- [WHAT THIS TASK INVOLVES]: Could you write out the records exactly as they are given?

- [DATASET CONTENT]:
..............................
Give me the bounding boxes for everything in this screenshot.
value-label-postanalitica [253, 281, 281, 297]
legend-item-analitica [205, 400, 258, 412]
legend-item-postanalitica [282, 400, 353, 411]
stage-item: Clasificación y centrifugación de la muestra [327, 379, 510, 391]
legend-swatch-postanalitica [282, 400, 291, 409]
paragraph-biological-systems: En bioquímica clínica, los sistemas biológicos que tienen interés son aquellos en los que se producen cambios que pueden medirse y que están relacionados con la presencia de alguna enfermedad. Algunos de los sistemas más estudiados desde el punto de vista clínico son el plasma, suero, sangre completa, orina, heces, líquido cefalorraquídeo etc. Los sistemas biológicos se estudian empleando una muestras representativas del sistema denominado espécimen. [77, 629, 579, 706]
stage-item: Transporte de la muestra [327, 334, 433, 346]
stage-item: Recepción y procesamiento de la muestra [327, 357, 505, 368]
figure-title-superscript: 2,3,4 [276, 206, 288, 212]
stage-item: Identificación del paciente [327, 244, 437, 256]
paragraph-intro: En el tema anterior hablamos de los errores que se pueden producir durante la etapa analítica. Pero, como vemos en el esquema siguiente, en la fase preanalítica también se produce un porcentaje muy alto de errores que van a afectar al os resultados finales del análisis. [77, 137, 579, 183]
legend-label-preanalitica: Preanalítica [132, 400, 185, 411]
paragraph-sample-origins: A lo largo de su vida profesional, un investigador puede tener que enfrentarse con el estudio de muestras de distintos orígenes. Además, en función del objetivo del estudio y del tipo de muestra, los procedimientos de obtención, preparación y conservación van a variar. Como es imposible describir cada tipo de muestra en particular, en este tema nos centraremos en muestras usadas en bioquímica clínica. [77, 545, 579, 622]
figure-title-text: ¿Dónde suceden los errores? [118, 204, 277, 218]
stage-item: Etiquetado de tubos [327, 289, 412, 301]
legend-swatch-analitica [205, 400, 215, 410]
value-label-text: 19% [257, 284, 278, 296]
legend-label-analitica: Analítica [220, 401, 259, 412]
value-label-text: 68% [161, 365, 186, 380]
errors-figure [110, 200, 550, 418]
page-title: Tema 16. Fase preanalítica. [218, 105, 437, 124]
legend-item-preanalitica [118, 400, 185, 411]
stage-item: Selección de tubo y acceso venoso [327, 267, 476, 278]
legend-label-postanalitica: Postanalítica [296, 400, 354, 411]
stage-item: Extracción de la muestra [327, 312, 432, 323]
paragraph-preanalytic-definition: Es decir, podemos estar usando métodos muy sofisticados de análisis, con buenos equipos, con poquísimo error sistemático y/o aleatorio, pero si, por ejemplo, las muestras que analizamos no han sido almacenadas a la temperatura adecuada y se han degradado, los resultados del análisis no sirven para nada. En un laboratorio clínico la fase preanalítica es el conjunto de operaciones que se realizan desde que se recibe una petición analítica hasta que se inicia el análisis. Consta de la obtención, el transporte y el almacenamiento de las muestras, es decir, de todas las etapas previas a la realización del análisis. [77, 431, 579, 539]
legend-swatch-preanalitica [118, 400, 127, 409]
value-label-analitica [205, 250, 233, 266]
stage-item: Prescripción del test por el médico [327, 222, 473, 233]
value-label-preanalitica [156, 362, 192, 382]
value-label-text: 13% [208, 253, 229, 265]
..............................
- [SOLUTION]:
Give me the bounding boxes for everything in this screenshot.
value-label-postanalitica [253, 281, 281, 297]
legend-item-analitica [205, 400, 258, 412]
legend-item-postanalitica [282, 400, 353, 411]
stage-item: Clasificación y centrifugación de la muestra [327, 379, 510, 391]
legend-swatch-postanalitica [282, 400, 291, 409]
paragraph-biological-systems: En bioquímica clínica, los sistemas biológicos que tienen interés son aquellos en los que se producen cambios que pueden medirse y que están relacionados con la presencia de alguna enfermedad. Algunos de los sistemas más estudiados desde el punto de vista clínico son el plasma, suero, sangre completa, orina, heces, líquido cefalorraquídeo etc. Los sistemas biológicos se estudian empleando una muestras representativas del sistema denominado espécimen. [77, 629, 579, 706]
stage-item: Transporte de la muestra [327, 334, 433, 346]
stage-item: Recepción y procesamiento de la muestra [327, 357, 505, 368]
figure-title-superscript: 2,3,4 [276, 206, 288, 212]
stage-item: Identificación del paciente [327, 244, 437, 256]
paragraph-intro: En el tema anterior hablamos de los errores que se pueden producir durante la etapa analítica. Pero, como vemos en el esquema siguiente, en la fase preanalítica también se produce un porcentaje muy alto de errores que van a afectar al os resultados finales del análisis. [77, 137, 579, 183]
legend-label-preanalitica: Preanalítica [132, 400, 185, 411]
paragraph-sample-origins: A lo largo de su vida profesional, un investigador puede tener que enfrentarse con el estudio de muestras de distintos orígenes. Además, en función del objetivo del estudio y del tipo de muestra, los procedimientos de obtención, preparación y conservación van a variar. Como es imposible describir cada tipo de muestra en particular, en este tema nos centraremos en muestras usadas en bioquímica clínica. [77, 545, 579, 622]
figure-title-text: ¿Dónde suceden los errores? [118, 204, 277, 218]
stage-item: Etiquetado de tubos [327, 289, 412, 301]
legend-swatch-analitica [205, 400, 215, 410]
value-label-text: 19% [257, 284, 278, 296]
legend-label-analitica: Analítica [220, 401, 259, 412]
value-label-text: 68% [161, 365, 186, 380]
errors-figure [110, 200, 550, 418]
page-title: Tema 16. Fase preanalítica. [218, 105, 437, 124]
legend-item-preanalitica [118, 400, 185, 411]
stage-item: Selección de tubo y acceso venoso [327, 267, 476, 278]
legend-label-postanalitica: Postanalítica [296, 400, 354, 411]
stage-item: Extracción de la muestra [327, 312, 432, 323]
paragraph-preanalytic-definition: Es decir, podemos estar usando métodos muy sofisticados de análisis, con buenos equipos, con poquísimo error sistemático y/o aleatorio, pero si, por ejemplo, las muestras que analizamos no han sido almacenadas a la temperatura adecuada y se han degradado, los resultados del análisis no sirven para nada. En un laboratorio clínico la fase preanalítica es el conjunto de operaciones que se realizan desde que se recibe una petición analítica hasta que se inicia el análisis. Consta de la obtención, el transporte y el almacenamiento de las muestras, es decir, de todas las etapas previas a la realización del análisis. [77, 431, 579, 539]
legend-swatch-preanalitica [118, 400, 127, 409]
value-label-analitica [205, 250, 233, 266]
stage-item: Prescripción del test por el médico [327, 222, 473, 233]
value-label-preanalitica [156, 362, 192, 382]
value-label-text: 13% [208, 253, 229, 265]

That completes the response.